> Prompt: Please list all lines of the material below in which the string "Opera" occurs.

________________________

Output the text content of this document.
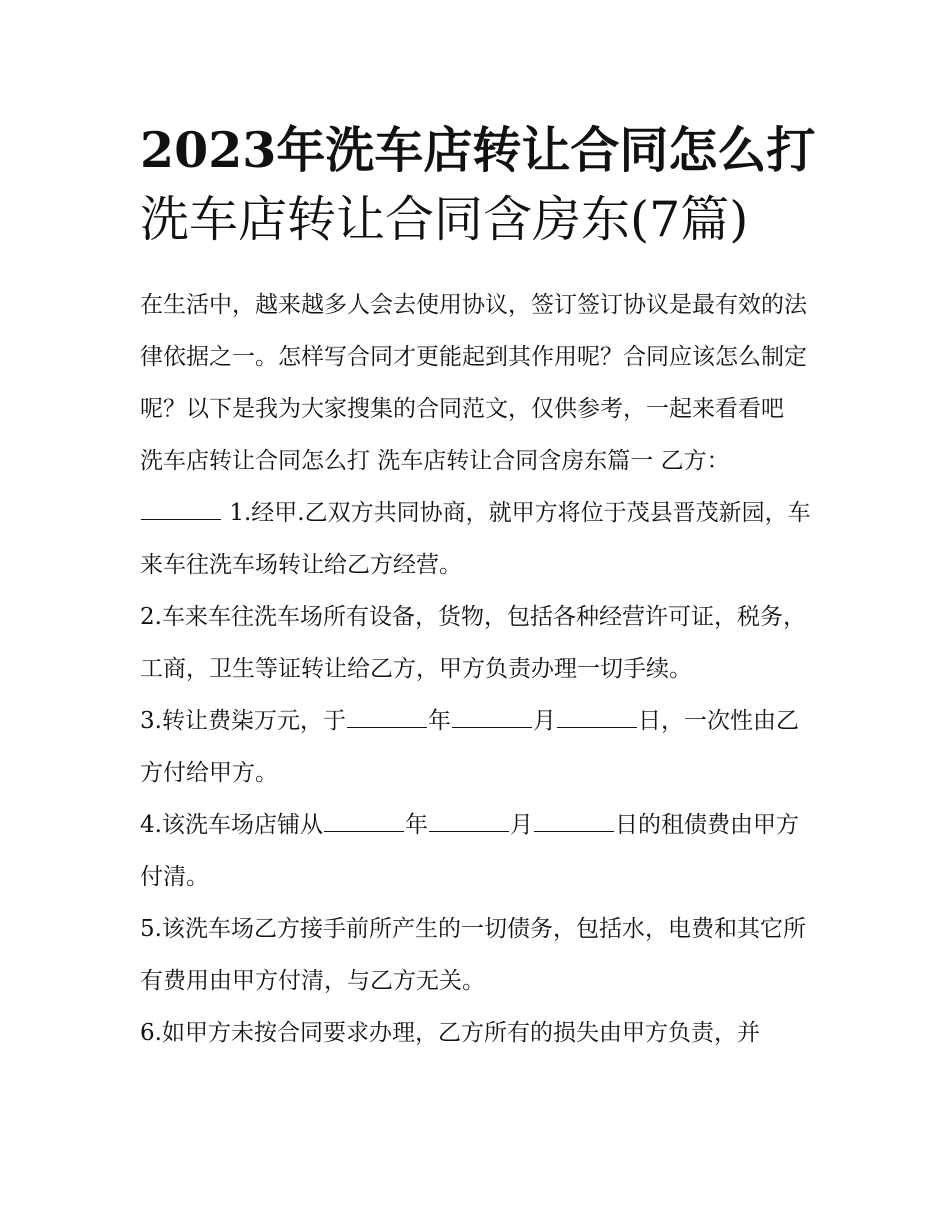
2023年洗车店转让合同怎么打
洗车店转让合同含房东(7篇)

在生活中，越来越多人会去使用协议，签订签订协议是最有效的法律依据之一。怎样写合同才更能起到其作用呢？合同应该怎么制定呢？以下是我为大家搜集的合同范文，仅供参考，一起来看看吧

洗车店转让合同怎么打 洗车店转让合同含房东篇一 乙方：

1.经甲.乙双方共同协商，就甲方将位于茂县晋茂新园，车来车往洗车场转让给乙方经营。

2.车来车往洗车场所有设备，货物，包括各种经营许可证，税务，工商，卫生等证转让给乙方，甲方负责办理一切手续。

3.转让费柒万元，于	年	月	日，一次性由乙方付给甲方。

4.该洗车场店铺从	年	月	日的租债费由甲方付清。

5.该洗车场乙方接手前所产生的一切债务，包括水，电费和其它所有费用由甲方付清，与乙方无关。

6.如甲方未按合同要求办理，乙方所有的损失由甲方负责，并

________________________

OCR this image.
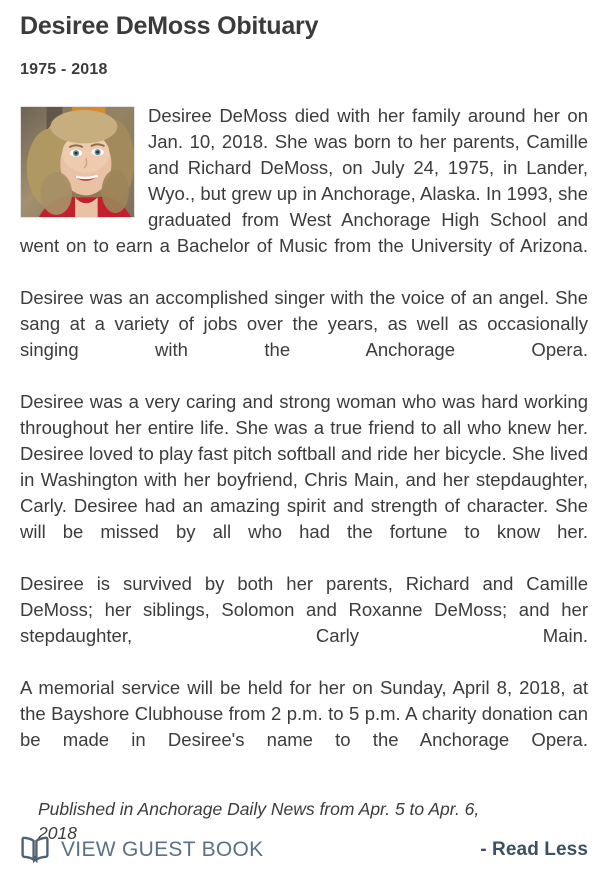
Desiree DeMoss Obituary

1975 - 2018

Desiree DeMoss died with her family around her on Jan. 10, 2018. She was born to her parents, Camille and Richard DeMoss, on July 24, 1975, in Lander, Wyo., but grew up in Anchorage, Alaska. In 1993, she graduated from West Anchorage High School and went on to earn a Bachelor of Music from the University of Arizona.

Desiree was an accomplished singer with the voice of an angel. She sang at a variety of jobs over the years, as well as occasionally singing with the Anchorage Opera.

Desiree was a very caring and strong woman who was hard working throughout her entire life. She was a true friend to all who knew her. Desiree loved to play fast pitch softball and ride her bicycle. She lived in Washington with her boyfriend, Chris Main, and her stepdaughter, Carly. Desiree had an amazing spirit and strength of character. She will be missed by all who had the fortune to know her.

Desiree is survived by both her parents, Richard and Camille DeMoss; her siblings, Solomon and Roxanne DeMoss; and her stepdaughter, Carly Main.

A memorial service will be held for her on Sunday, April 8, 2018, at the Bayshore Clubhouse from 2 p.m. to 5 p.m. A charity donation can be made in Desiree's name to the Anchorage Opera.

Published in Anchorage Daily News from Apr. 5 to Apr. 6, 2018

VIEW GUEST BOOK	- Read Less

________________________

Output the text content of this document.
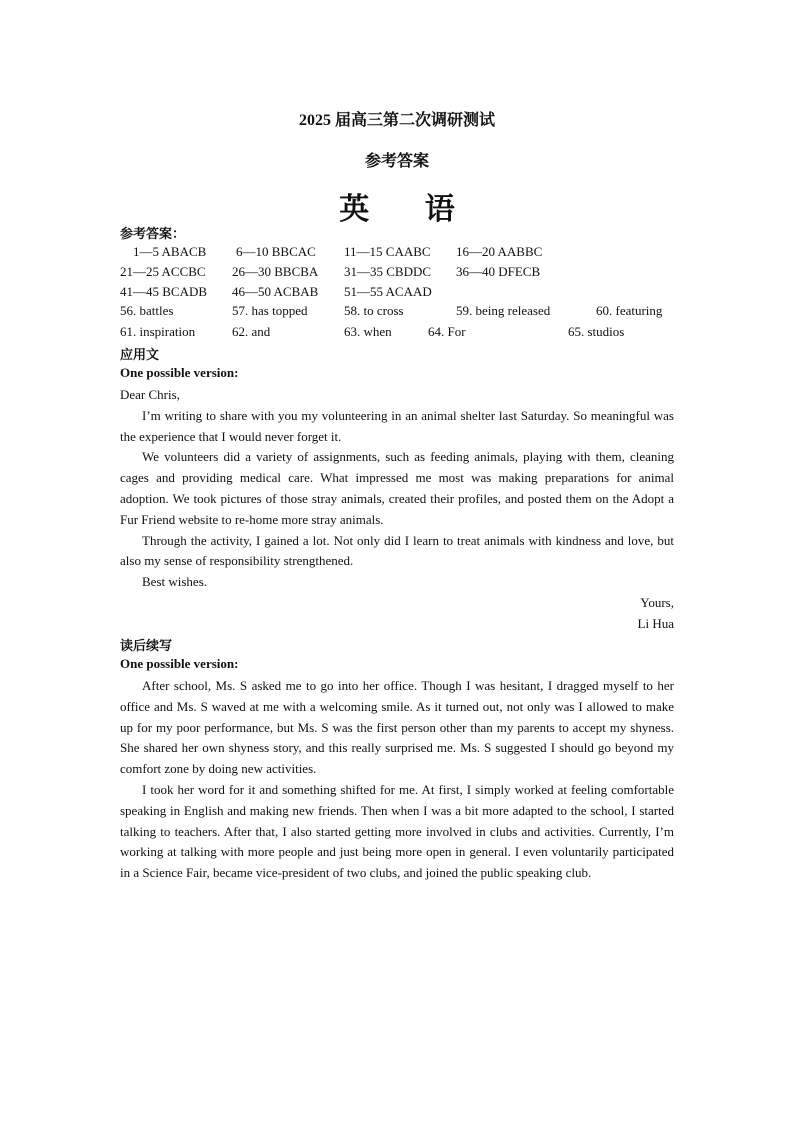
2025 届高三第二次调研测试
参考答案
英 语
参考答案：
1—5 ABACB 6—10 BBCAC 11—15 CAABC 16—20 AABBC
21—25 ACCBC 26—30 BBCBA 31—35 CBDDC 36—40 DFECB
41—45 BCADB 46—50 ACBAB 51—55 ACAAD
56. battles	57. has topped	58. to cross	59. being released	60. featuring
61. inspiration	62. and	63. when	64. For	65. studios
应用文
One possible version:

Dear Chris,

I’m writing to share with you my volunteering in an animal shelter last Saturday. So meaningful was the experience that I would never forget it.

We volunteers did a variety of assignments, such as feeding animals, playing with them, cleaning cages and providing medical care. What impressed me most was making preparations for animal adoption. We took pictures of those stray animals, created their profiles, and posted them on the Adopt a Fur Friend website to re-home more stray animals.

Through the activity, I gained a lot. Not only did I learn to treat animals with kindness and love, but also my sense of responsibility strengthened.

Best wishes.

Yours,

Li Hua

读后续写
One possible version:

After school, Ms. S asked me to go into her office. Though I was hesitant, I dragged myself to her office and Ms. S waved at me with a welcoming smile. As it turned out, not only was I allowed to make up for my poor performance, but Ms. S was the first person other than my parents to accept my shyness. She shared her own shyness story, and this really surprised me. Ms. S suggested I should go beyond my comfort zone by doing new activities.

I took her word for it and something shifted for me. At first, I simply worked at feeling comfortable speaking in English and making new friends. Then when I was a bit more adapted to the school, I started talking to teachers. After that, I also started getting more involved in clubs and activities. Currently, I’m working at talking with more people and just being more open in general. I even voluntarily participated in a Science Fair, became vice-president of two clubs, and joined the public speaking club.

________________________

> Correct output:
Desiree was an accomplished singer with the voice of an angel. She sang at a variety of jobs over the years, as well as occasionally singing with the Anchorage Opera.
A memorial service will be held for her on Sunday, April 8, 2018, at the Bayshore Clubhouse from 2 p.m. to 5 p.m. A charity donation can be made in Desiree's name to the Anchorage Opera.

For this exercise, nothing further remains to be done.